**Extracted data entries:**
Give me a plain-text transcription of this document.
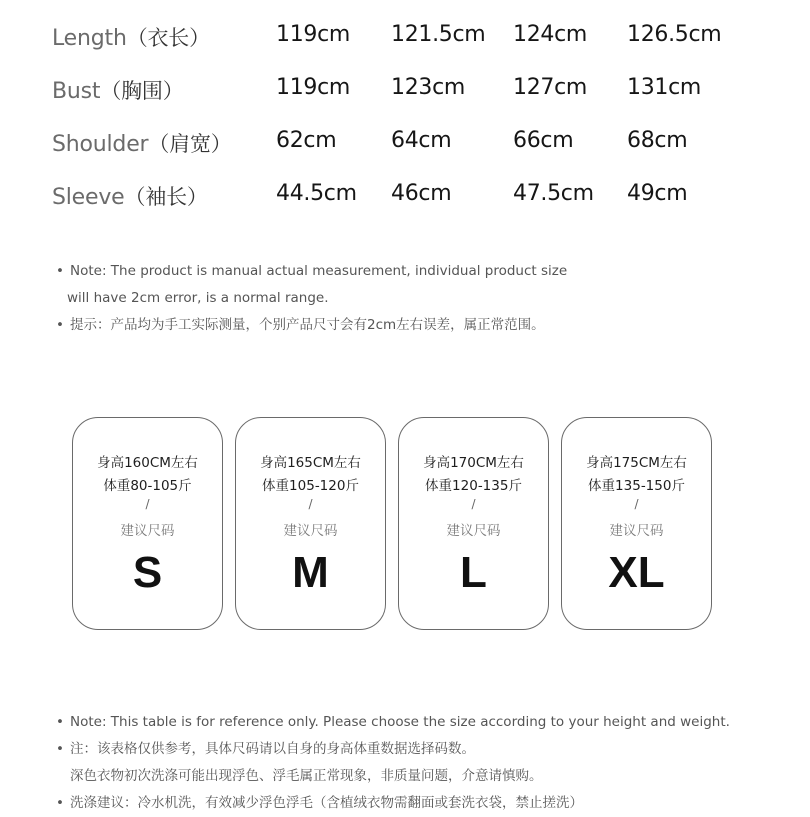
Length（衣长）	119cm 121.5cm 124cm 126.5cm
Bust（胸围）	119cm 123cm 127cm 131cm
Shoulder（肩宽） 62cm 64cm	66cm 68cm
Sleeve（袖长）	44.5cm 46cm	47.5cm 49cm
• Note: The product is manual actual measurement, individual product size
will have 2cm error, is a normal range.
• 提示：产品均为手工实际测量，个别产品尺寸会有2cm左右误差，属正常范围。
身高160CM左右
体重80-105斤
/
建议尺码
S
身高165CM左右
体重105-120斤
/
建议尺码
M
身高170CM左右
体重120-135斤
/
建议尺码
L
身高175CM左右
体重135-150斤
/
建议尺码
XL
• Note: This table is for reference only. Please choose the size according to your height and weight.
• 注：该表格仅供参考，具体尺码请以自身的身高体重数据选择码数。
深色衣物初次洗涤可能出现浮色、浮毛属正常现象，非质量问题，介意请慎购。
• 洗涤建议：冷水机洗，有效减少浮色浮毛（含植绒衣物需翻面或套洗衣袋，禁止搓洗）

--

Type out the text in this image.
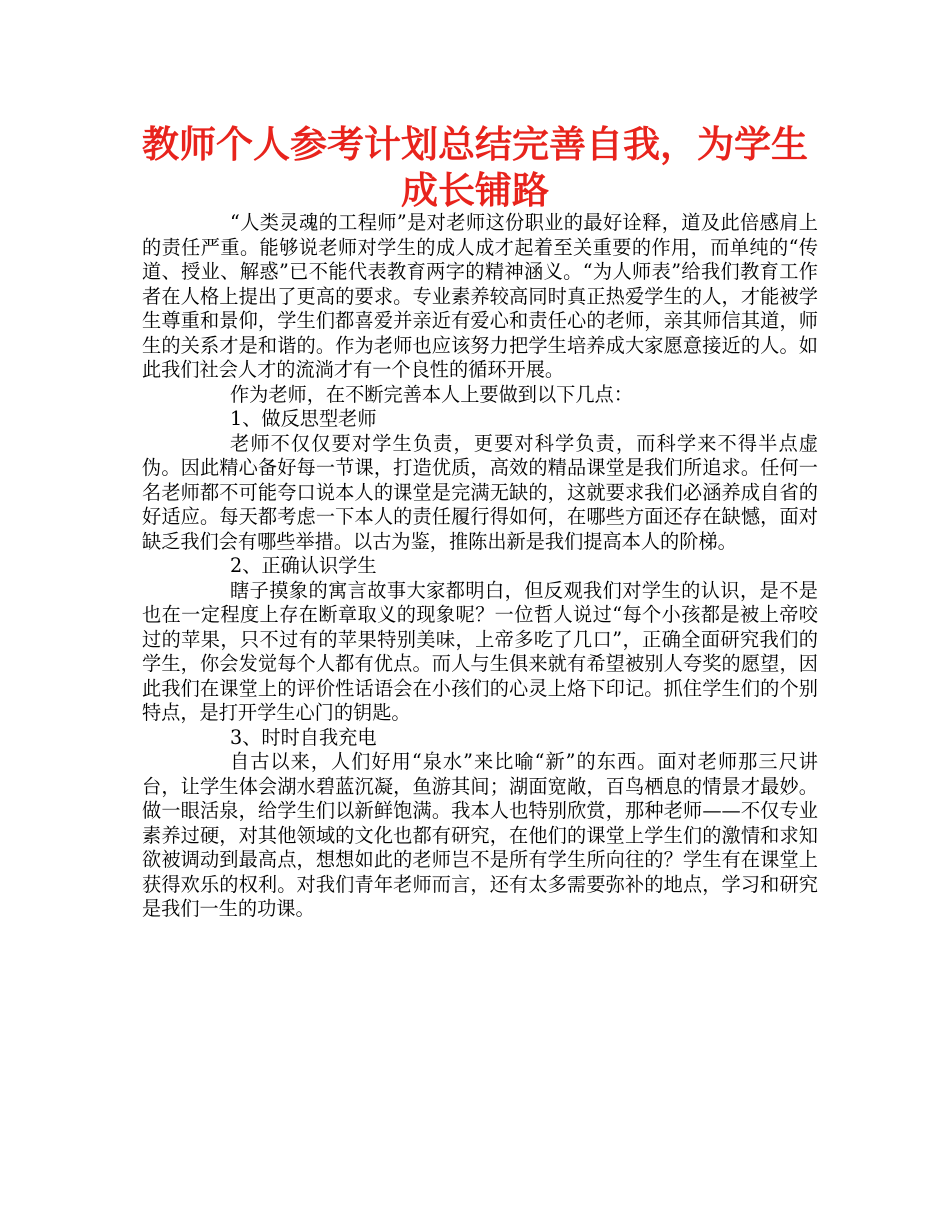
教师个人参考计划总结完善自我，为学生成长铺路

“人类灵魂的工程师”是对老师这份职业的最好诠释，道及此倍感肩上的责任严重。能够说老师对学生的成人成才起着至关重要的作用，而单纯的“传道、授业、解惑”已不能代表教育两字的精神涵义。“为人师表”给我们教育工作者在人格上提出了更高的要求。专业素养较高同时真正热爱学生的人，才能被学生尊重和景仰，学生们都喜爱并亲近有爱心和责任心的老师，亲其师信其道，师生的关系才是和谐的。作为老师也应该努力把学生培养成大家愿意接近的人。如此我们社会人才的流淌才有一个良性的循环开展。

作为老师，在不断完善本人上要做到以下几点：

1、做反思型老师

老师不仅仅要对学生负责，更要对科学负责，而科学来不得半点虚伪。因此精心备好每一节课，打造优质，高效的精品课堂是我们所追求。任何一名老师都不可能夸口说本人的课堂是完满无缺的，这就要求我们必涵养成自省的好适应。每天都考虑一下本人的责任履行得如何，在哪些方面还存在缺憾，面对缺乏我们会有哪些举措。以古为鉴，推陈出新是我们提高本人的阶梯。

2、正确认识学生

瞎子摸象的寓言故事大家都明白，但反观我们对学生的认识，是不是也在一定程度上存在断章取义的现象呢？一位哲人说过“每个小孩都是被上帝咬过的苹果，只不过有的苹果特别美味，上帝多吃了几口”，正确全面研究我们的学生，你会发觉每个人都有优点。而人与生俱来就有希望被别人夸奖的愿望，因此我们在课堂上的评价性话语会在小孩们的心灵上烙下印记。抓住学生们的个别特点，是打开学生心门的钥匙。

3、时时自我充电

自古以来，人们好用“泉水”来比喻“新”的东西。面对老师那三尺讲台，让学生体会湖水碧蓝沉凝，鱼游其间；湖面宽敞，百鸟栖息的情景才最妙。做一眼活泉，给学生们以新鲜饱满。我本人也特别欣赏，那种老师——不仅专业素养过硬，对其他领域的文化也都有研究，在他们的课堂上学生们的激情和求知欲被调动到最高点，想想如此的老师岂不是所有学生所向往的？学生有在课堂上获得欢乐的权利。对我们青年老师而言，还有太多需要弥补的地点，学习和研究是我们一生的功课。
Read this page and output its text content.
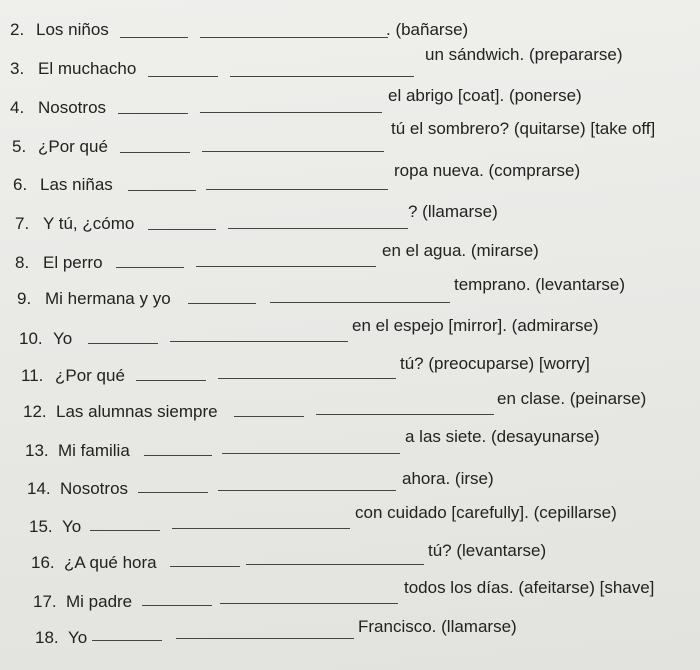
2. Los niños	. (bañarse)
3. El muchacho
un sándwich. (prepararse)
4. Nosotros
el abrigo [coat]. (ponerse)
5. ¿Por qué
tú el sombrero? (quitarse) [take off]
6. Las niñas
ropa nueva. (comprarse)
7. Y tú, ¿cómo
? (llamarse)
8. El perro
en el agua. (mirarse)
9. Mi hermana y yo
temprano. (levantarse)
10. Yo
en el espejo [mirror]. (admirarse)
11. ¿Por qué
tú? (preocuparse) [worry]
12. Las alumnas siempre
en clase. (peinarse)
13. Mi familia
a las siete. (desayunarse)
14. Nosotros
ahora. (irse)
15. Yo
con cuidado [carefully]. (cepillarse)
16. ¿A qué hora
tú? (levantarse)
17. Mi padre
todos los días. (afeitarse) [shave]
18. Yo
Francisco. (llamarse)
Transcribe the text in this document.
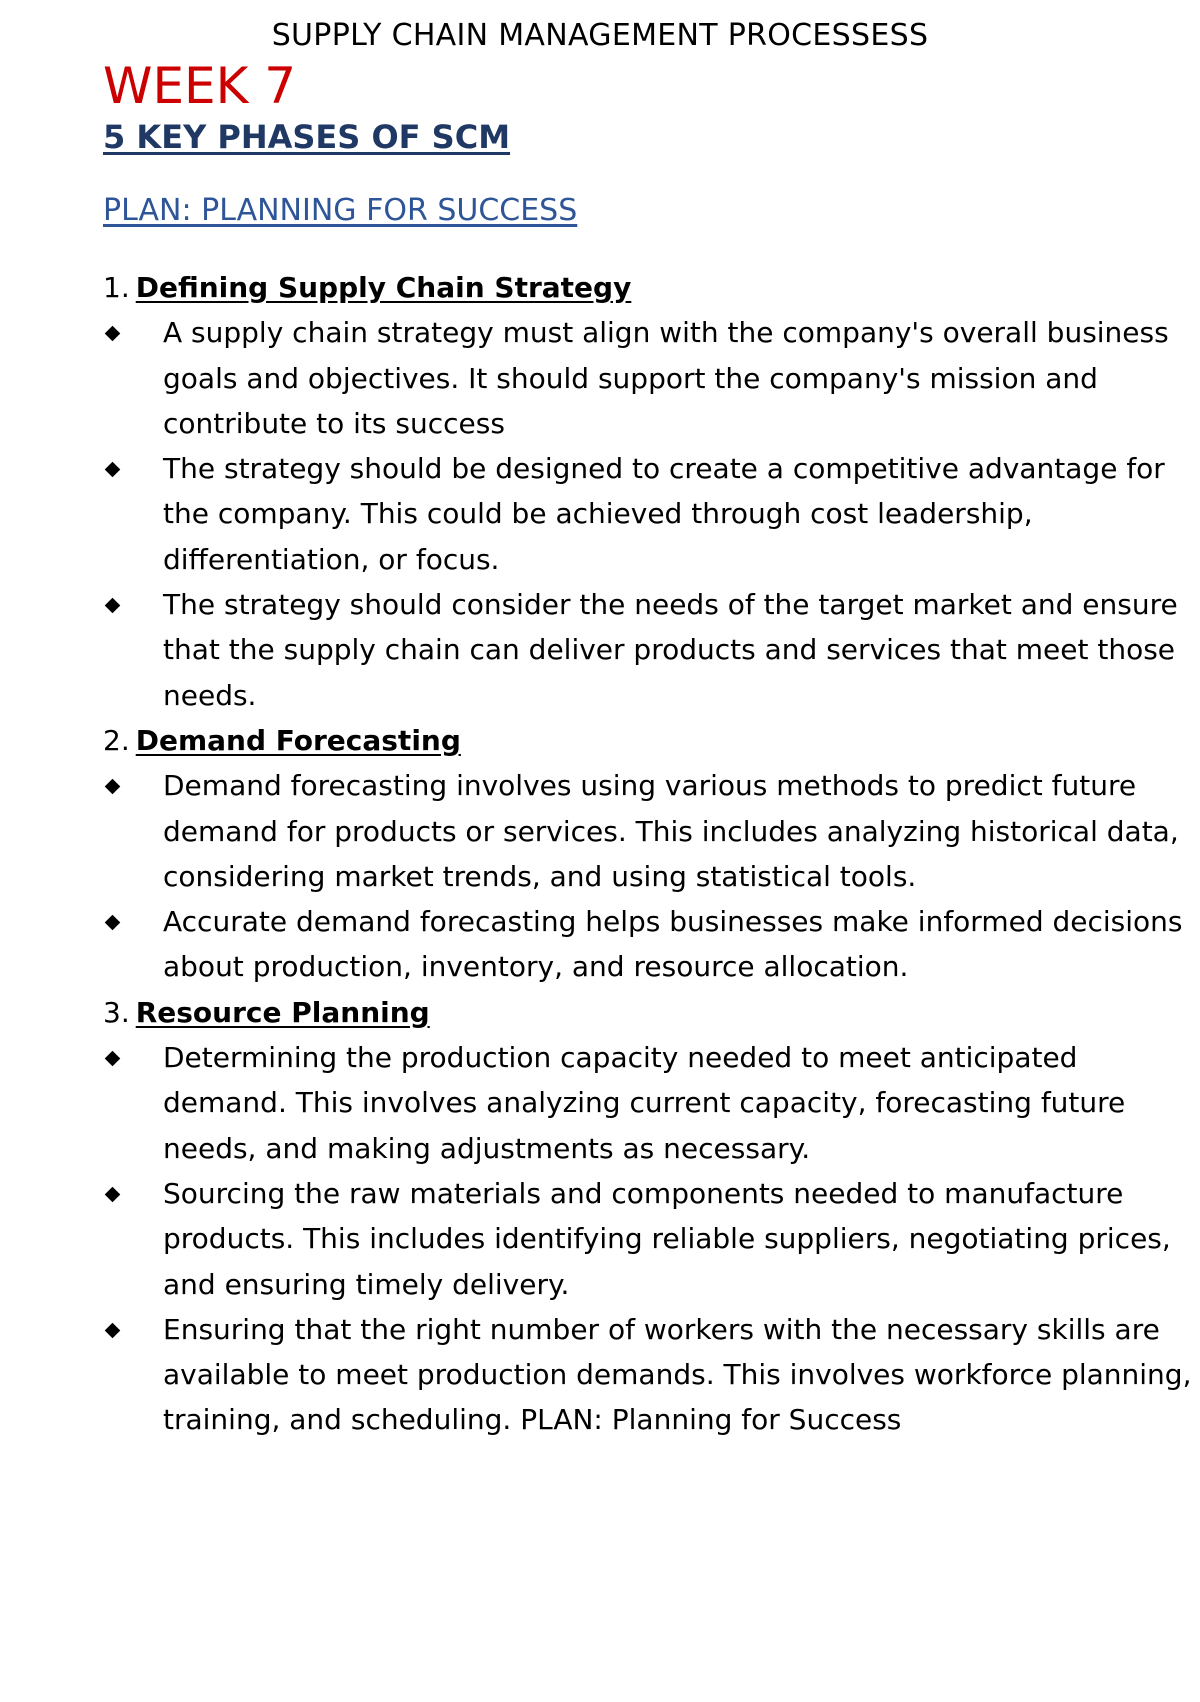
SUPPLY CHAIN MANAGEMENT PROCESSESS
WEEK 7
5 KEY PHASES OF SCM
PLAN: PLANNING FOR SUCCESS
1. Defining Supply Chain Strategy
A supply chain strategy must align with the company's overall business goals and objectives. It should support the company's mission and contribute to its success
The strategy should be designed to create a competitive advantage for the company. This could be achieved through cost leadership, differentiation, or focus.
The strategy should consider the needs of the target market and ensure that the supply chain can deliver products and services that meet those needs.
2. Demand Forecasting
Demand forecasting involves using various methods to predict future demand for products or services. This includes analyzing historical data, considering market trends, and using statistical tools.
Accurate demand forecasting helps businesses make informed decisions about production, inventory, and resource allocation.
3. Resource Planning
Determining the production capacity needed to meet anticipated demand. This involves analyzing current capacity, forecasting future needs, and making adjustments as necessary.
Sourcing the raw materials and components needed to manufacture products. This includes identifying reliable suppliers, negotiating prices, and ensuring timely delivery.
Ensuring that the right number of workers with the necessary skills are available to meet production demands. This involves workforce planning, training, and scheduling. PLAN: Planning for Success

**GIVEN EXERCISE:**
Reproduce each line from the records that contains the word "necessary".

**EXERCISE OUTPUT:**
Determining the production capacity needed to meet anticipated demand. This involves analyzing current capacity, forecasting future needs, and making adjustments as necessary.
Ensuring that the right number of workers with the necessary skills are available to meet production demands. This involves workforce planning, training, and scheduling. PLAN: Planning for Success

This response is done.